§ What to work on
The answer is a single number: how many lines hold the string "feedback".

§ Record list
============================================================

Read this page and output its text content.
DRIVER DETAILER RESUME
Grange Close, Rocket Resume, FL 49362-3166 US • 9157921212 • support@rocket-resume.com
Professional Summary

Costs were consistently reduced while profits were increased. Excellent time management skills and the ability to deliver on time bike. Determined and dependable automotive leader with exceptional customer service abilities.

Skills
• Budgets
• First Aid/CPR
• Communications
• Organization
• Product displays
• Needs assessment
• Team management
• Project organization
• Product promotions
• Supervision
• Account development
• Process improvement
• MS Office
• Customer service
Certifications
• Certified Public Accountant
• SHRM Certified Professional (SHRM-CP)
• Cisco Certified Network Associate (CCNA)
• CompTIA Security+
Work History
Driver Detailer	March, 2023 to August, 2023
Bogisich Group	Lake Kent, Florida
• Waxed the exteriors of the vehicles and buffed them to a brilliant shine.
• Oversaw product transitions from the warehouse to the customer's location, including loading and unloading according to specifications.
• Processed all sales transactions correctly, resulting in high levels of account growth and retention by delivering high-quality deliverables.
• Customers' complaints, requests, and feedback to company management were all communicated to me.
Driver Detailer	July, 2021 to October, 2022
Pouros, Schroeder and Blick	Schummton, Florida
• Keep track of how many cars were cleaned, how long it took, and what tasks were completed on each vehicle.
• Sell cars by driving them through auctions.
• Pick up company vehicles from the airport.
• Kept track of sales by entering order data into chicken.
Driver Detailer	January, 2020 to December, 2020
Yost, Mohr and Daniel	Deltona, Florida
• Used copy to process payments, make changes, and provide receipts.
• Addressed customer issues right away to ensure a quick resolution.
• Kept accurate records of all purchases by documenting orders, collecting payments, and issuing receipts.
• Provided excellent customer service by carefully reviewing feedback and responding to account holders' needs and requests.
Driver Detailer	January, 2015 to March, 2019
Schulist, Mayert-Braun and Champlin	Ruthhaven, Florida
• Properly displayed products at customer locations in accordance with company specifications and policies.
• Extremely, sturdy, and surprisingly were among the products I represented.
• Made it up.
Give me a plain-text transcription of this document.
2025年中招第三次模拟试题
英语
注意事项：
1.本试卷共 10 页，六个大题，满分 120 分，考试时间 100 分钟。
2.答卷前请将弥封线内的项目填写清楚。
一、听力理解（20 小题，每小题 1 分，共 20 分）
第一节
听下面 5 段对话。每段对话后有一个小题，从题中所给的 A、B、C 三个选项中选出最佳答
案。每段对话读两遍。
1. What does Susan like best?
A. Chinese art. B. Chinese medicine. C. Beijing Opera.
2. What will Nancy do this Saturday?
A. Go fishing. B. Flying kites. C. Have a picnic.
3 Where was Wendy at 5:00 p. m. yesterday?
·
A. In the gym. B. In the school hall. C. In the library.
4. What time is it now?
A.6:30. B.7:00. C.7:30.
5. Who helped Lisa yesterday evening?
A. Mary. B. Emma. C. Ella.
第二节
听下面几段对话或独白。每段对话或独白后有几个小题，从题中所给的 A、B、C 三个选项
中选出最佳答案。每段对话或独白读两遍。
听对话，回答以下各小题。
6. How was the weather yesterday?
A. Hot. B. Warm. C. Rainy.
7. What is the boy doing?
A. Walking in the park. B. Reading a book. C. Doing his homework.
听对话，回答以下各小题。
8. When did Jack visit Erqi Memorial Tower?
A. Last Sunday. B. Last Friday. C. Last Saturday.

============================================================

§ Output for this exercise
2